▶ _SHORT PROBLEM_
Repeat, without any change, the entries presented below.

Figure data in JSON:
......
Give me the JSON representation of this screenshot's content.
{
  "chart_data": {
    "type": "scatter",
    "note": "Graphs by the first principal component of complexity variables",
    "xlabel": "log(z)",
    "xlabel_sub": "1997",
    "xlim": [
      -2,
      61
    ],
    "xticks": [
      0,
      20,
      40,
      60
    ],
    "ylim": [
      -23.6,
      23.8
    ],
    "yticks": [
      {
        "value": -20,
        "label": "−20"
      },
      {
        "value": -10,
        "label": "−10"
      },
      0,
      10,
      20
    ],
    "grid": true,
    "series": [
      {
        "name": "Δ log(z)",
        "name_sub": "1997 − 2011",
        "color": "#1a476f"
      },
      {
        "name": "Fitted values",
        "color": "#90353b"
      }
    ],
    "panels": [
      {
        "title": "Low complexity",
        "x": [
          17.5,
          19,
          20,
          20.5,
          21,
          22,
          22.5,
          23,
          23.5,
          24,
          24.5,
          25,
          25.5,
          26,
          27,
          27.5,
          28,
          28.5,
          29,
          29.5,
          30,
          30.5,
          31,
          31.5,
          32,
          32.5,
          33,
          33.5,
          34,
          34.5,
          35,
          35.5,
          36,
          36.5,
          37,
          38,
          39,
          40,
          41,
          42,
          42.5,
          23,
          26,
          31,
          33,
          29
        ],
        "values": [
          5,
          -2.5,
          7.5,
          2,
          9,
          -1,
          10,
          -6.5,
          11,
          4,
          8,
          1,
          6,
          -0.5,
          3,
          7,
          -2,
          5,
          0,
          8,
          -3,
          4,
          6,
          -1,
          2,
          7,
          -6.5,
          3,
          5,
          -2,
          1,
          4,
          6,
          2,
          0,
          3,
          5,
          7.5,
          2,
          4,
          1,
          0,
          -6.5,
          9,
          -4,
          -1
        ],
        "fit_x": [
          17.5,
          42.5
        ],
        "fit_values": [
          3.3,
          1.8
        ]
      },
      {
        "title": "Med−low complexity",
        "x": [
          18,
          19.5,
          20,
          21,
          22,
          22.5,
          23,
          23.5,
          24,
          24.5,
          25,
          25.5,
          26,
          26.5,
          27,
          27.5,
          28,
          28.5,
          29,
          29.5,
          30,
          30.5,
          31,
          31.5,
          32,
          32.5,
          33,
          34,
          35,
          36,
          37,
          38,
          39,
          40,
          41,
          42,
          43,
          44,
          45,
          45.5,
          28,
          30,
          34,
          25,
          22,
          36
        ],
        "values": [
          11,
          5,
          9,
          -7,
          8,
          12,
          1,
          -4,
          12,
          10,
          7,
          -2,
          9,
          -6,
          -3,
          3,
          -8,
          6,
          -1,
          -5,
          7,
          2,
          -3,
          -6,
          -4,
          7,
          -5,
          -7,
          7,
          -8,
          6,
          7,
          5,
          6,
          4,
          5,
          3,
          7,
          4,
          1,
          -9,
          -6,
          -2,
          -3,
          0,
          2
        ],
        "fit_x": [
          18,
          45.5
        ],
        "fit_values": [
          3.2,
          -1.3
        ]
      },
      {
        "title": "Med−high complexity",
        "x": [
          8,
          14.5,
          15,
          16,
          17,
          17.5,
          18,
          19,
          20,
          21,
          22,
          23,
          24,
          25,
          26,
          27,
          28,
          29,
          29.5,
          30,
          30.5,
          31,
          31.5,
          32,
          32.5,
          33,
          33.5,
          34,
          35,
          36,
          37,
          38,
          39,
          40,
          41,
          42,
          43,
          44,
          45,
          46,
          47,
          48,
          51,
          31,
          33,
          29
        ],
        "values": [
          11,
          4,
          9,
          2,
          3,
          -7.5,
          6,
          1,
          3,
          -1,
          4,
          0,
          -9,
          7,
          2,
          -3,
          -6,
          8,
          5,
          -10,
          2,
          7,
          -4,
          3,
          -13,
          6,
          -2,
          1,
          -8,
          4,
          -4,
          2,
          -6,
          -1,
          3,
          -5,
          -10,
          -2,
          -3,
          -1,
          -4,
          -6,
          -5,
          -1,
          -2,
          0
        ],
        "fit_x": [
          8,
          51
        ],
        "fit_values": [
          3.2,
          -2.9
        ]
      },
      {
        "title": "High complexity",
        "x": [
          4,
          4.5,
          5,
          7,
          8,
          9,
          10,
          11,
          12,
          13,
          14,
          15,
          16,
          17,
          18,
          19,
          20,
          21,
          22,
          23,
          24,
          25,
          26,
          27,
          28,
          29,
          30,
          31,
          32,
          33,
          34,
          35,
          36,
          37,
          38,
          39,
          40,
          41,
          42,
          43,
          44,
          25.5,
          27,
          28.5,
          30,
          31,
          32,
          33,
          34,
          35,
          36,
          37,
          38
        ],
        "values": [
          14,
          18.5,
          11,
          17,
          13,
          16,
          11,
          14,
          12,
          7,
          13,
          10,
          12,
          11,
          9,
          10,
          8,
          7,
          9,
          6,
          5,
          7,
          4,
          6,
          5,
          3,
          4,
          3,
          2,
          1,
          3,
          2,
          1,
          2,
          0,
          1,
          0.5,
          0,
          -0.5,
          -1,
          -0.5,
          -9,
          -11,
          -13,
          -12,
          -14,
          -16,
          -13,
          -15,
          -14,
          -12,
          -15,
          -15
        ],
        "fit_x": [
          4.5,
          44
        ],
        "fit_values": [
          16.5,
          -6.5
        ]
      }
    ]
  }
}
......
▶ _ANSWER TO THE TASK_
Give me the JSON representation of this screenshot's content.
{
  "chart_data": {
    "type": "scatter",
    "note": "Graphs by the first principal component of complexity variables",
    "xlabel": "log(z)",
    "xlabel_sub": "1997",
    "xlim": [
      -2,
      61
    ],
    "xticks": [
      0,
      20,
      40,
      60
    ],
    "ylim": [
      -23.6,
      23.8
    ],
    "yticks": [
      {
        "value": -20,
        "label": "−20"
      },
      {
        "value": -10,
        "label": "−10"
      },
      0,
      10,
      20
    ],
    "grid": true,
    "series": [
      {
        "name": "Δ log(z)",
        "name_sub": "1997 − 2011",
        "color": "#1a476f"
      },
      {
        "name": "Fitted values",
        "color": "#90353b"
      }
    ],
    "panels": [
      {
        "title": "Low complexity",
        "x": [
          17.5,
          19,
          20,
          20.5,
          21,
          22,
          22.5,
          23,
          23.5,
          24,
          24.5,
          25,
          25.5,
          26,
          27,
          27.5,
          28,
          28.5,
          29,
          29.5,
          30,
          30.5,
          31,
          31.5,
          32,
          32.5,
          33,
          33.5,
          34,
          34.5,
          35,
          35.5,
          36,
          36.5,
          37,
          38,
          39,
          40,
          41,
          42,
          42.5,
          23,
          26,
          31,
          33,
          29
        ],
        "values": [
          5,
          -2.5,
          7.5,
          2,
          9,
          -1,
          10,
          -6.5,
          11,
          4,
          8,
          1,
          6,
          -0.5,
          3,
          7,
          -2,
          5,
          0,
          8,
          -3,
          4,
          6,
          -1,
          2,
          7,
          -6.5,
          3,
          5,
          -2,
          1,
          4,
          6,
          2,
          0,
          3,
          5,
          7.5,
          2,
          4,
          1,
          0,
          -6.5,
          9,
          -4,
          -1
        ],
        "fit_x": [
          17.5,
          42.5
        ],
        "fit_values": [
          3.3,
          1.8
        ]
      },
      {
        "title": "Med−low complexity",
        "x": [
          18,
          19.5,
          20,
          21,
          22,
          22.5,
          23,
          23.5,
          24,
          24.5,
          25,
          25.5,
          26,
          26.5,
          27,
          27.5,
          28,
          28.5,
          29,
          29.5,
          30,
          30.5,
          31,
          31.5,
          32,
          32.5,
          33,
          34,
          35,
          36,
          37,
          38,
          39,
          40,
          41,
          42,
          43,
          44,
          45,
          45.5,
          28,
          30,
          34,
          25,
          22,
          36
        ],
        "values": [
          11,
          5,
          9,
          -7,
          8,
          12,
          1,
          -4,
          12,
          10,
          7,
          -2,
          9,
          -6,
          -3,
          3,
          -8,
          6,
          -1,
          -5,
          7,
          2,
          -3,
          -6,
          -4,
          7,
          -5,
          -7,
          7,
          -8,
          6,
          7,
          5,
          6,
          4,
          5,
          3,
          7,
          4,
          1,
          -9,
          -6,
          -2,
          -3,
          0,
          2
        ],
        "fit_x": [
          18,
          45.5
        ],
        "fit_values": [
          3.2,
          -1.3
        ]
      },
      {
        "title": "Med−high complexity",
        "x": [
          8,
          14.5,
          15,
          16,
          17,
          17.5,
          18,
          19,
          20,
          21,
          22,
          23,
          24,
          25,
          26,
          27,
          28,
          29,
          29.5,
          30,
          30.5,
          31,
          31.5,
          32,
          32.5,
          33,
          33.5,
          34,
          35,
          36,
          37,
          38,
          39,
          40,
          41,
          42,
          43,
          44,
          45,
          46,
          47,
          48,
          51,
          31,
          33,
          29
        ],
        "values": [
          11,
          4,
          9,
          2,
          3,
          -7.5,
          6,
          1,
          3,
          -1,
          4,
          0,
          -9,
          7,
          2,
          -3,
          -6,
          8,
          5,
          -10,
          2,
          7,
          -4,
          3,
          -13,
          6,
          -2,
          1,
          -8,
          4,
          -4,
          2,
          -6,
          -1,
          3,
          -5,
          -10,
          -2,
          -3,
          -1,
          -4,
          -6,
          -5,
          -1,
          -2,
          0
        ],
        "fit_x": [
          8,
          51
        ],
        "fit_values": [
          3.2,
          -2.9
        ]
      },
      {
        "title": "High complexity",
        "x": [
          4,
          4.5,
          5,
          7,
          8,
          9,
          10,
          11,
          12,
          13,
          14,
          15,
          16,
          17,
          18,
          19,
          20,
          21,
          22,
          23,
          24,
          25,
          26,
          27,
          28,
          29,
          30,
          31,
          32,
          33,
          34,
          35,
          36,
          37,
          38,
          39,
          40,
          41,
          42,
          43,
          44,
          25.5,
          27,
          28.5,
          30,
          31,
          32,
          33,
          34,
          35,
          36,
          37,
          38
        ],
        "values": [
          14,
          18.5,
          11,
          17,
          13,
          16,
          11,
          14,
          12,
          7,
          13,
          10,
          12,
          11,
          9,
          10,
          8,
          7,
          9,
          6,
          5,
          7,
          4,
          6,
          5,
          3,
          4,
          3,
          2,
          1,
          3,
          2,
          1,
          2,
          0,
          1,
          0.5,
          0,
          -0.5,
          -1,
          -0.5,
          -9,
          -11,
          -13,
          -12,
          -14,
          -16,
          -13,
          -15,
          -14,
          -12,
          -15,
          -15
        ],
        "fit_x": [
          4.5,
          44
        ],
        "fit_values": [
          16.5,
          -6.5
        ]
      }
    ]
  }
}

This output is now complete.